* Start Given information *

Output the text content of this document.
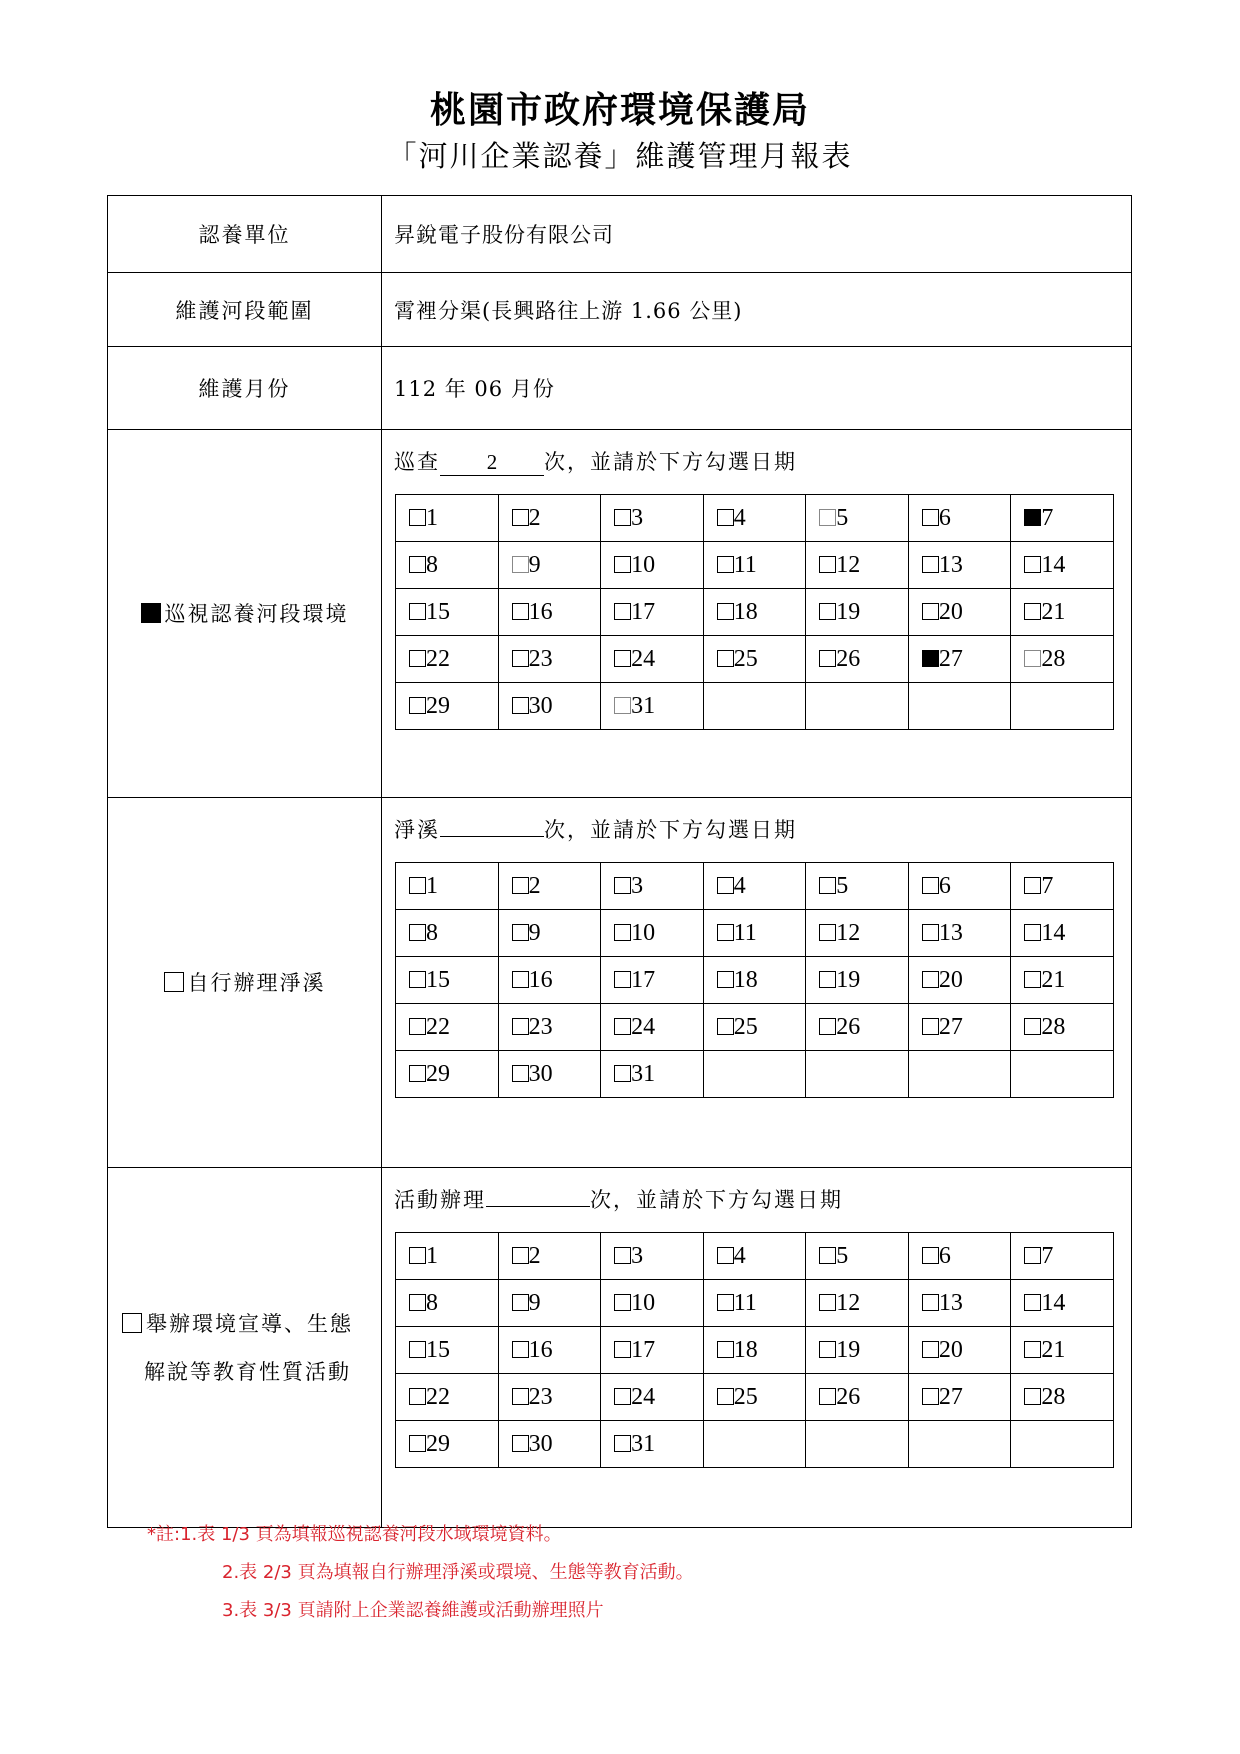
桃園市政府環境保護局
「河川企業認養」維護管理月報表
認養單位	昇銳電子股份有限公司
維護河段範圍	霄裡分渠(長興路往上游 1.66 公里)
維護月份	112 年 06 月份

巡視認養河段環境

巡查 2 次，並請於下方勾選日期
1	2	3	4	5	6	7
8	9	10	11	12	13	14
15	16	17	18	19	20	21
22	23	24	25	26	27	28
29	30	31				

自行辦理淨溪

淨溪	次，並請於下方勾選日期
1	2	3	4	5	6	7
8	9	10	11	12	13	14
15	16	17	18	19	20	21
22	23	24	25	26	27	28
29	30	31				

舉辦環境宣導、生態
解說等教育性質活動

活動辦理	次，並請於下方勾選日期
1	2	3	4	5	6	7
8	9	10	11	12	13	14
15	16	17	18	19	20	21
22	23	24	25	26	27	28
29	30	31				
*註:1.表 1/3 頁為填報巡視認養河段水域環境資料。
2.表 2/3 頁為填報自行辦理淨溪或環境、生態等教育活動。
3.表 3/3 頁請附上企業認養維護或活動辦理照片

* End Given information *

Written problem ->
All records above are to be printed exactly, minus the pictures they contain.

Task output ->
Output the text content of this document.
桃園市政府環境保護局
「河川企業認養」維護管理月報表
認養單位	昇銳電子股份有限公司
維護河段範圍	霄裡分渠(長興路往上游 1.66 公里)
維護月份	112 年 06 月份

巡視認養河段環境

巡查 2 次，並請於下方勾選日期
1	2	3	4	5	6	7
8	9	10	11	12	13	14
15	16	17	18	19	20	21
22	23	24	25	26	27	28
29	30	31				

自行辦理淨溪

淨溪	次，並請於下方勾選日期
1	2	3	4	5	6	7
8	9	10	11	12	13	14
15	16	17	18	19	20	21
22	23	24	25	26	27	28
29	30	31				

舉辦環境宣導、生態
解說等教育性質活動

活動辦理	次，並請於下方勾選日期
1	2	3	4	5	6	7
8	9	10	11	12	13	14
15	16	17	18	19	20	21
22	23	24	25	26	27	28
29	30	31				
*註:1.表 1/3 頁為填報巡視認養河段水域環境資料。
2.表 2/3 頁為填報自行辦理淨溪或環境、生態等教育活動。
3.表 3/3 頁請附上企業認養維護或活動辦理照片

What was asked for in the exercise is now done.